Work to complete → The records underneath are to be repeated exactly, with the pictures left out.

Exercise inputs →

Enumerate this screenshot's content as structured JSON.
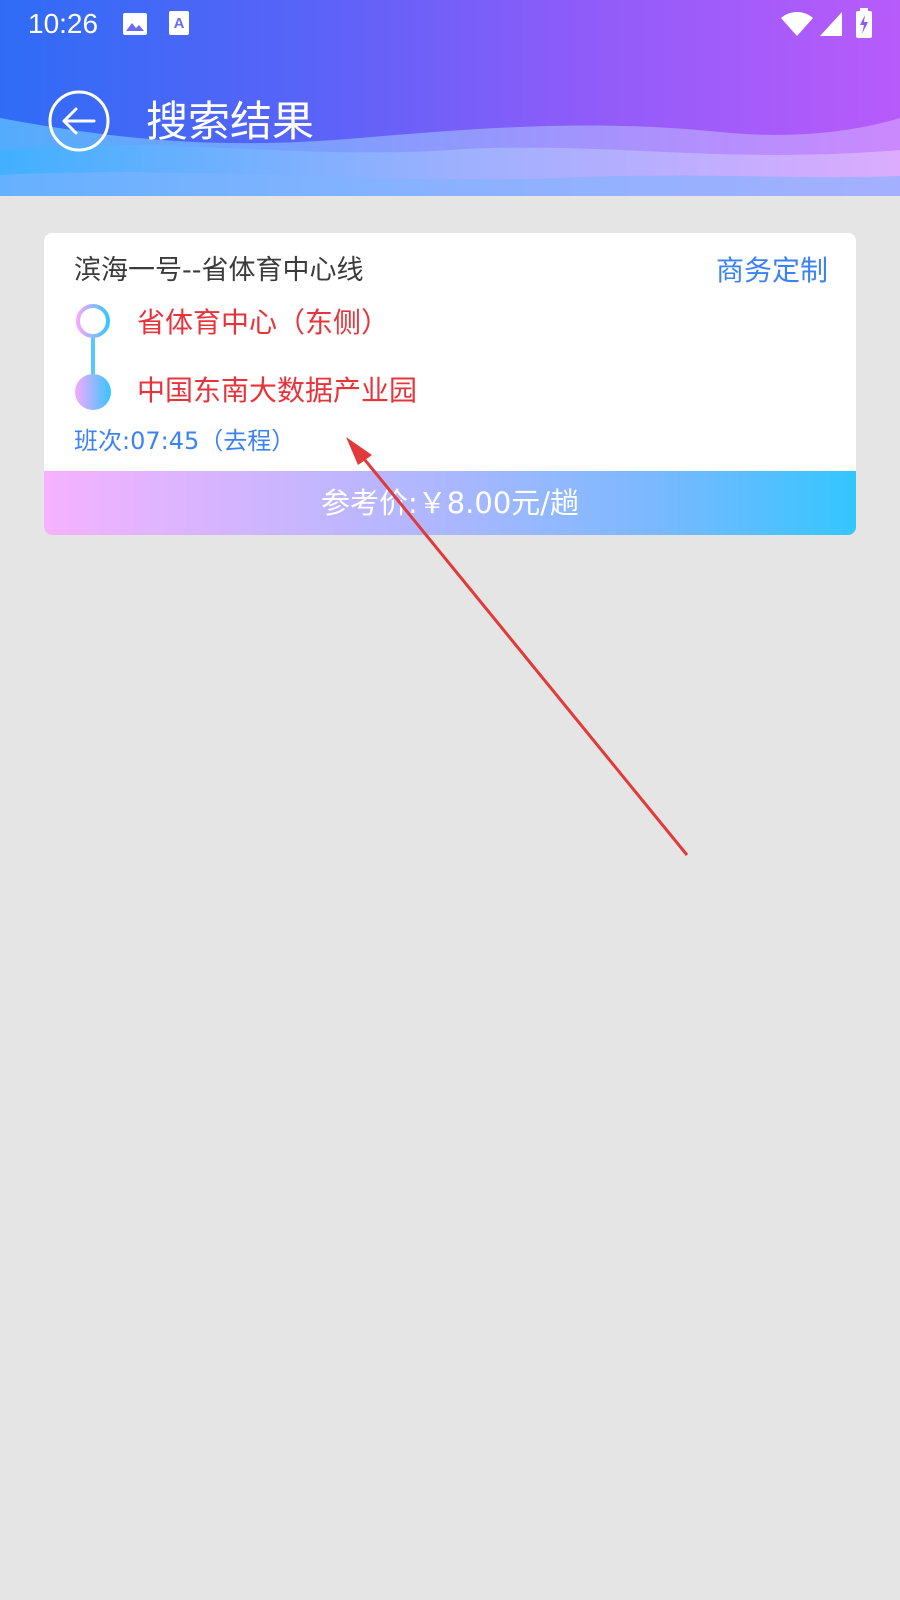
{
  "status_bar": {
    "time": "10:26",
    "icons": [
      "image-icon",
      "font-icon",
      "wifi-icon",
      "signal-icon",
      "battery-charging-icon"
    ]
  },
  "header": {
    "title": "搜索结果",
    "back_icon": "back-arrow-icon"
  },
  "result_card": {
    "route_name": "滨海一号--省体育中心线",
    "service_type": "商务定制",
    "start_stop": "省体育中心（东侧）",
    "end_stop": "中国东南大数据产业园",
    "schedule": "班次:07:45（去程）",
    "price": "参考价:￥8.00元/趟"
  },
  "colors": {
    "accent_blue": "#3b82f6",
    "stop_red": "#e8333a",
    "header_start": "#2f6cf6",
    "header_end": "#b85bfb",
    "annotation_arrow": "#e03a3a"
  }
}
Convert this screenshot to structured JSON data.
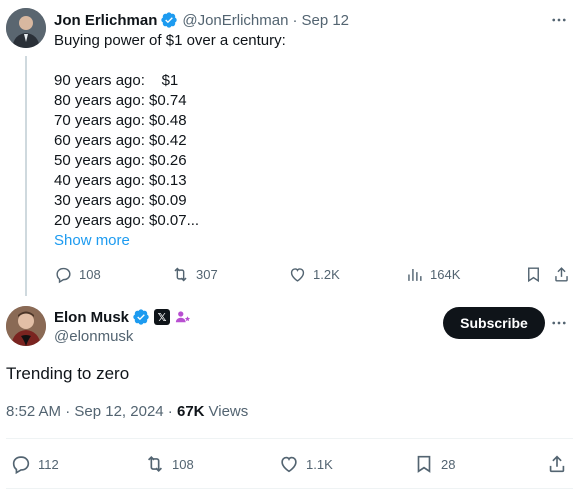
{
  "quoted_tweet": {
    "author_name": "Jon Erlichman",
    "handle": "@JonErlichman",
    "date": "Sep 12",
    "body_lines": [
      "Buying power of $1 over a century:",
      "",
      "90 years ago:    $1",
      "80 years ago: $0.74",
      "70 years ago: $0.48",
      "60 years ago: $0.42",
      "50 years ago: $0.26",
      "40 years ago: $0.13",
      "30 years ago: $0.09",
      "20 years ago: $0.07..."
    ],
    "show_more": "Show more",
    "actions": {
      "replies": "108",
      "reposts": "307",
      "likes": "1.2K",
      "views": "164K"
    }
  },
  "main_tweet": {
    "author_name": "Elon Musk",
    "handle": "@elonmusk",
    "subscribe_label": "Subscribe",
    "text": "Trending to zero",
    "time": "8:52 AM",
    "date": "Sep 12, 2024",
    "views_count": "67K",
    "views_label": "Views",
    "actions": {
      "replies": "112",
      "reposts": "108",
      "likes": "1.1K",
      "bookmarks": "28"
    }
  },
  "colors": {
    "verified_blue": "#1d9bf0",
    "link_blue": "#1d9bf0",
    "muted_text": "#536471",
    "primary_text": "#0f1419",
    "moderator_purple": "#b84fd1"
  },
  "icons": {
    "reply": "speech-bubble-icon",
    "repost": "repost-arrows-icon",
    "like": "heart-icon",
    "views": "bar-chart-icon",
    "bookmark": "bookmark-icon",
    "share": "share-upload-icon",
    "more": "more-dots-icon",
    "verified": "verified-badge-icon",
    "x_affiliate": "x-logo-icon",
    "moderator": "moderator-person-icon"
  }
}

The response →
Enumerate this screenshot's content as structured JSON.
{
  "status_bar": {
    "time": "10:26",
    "icons": [
      "image-icon",
      "font-icon",
      "wifi-icon",
      "signal-icon",
      "battery-charging-icon"
    ]
  },
  "header": {
    "title": "搜索结果",
    "back_icon": "back-arrow-icon"
  },
  "result_card": {
    "route_name": "滨海一号--省体育中心线",
    "service_type": "商务定制",
    "start_stop": "省体育中心（东侧）",
    "end_stop": "中国东南大数据产业园",
    "schedule": "班次:07:45（去程）",
    "price": "参考价:￥8.00元/趟"
  },
  "colors": {
    "accent_blue": "#3b82f6",
    "stop_red": "#e8333a",
    "header_start": "#2f6cf6",
    "header_end": "#b85bfb",
    "annotation_arrow": "#e03a3a"
  }
}
Convert this screenshot to structured JSON data.
{
  "quoted_tweet": {
    "author_name": "Jon Erlichman",
    "handle": "@JonErlichman",
    "date": "Sep 12",
    "body_lines": [
      "Buying power of $1 over a century:",
      "",
      "90 years ago:    $1",
      "80 years ago: $0.74",
      "70 years ago: $0.48",
      "60 years ago: $0.42",
      "50 years ago: $0.26",
      "40 years ago: $0.13",
      "30 years ago: $0.09",
      "20 years ago: $0.07..."
    ],
    "show_more": "Show more",
    "actions": {
      "replies": "108",
      "reposts": "307",
      "likes": "1.2K",
      "views": "164K"
    }
  },
  "main_tweet": {
    "author_name": "Elon Musk",
    "handle": "@elonmusk",
    "subscribe_label": "Subscribe",
    "text": "Trending to zero",
    "time": "8:52 AM",
    "date": "Sep 12, 2024",
    "views_count": "67K",
    "views_label": "Views",
    "actions": {
      "replies": "112",
      "reposts": "108",
      "likes": "1.1K",
      "bookmarks": "28"
    }
  },
  "colors": {
    "verified_blue": "#1d9bf0",
    "link_blue": "#1d9bf0",
    "muted_text": "#536471",
    "primary_text": "#0f1419",
    "moderator_purple": "#b84fd1"
  },
  "icons": {
    "reply": "speech-bubble-icon",
    "repost": "repost-arrows-icon",
    "like": "heart-icon",
    "views": "bar-chart-icon",
    "bookmark": "bookmark-icon",
    "share": "share-upload-icon",
    "more": "more-dots-icon",
    "verified": "verified-badge-icon",
    "x_affiliate": "x-logo-icon",
    "moderator": "moderator-person-icon"
  }
}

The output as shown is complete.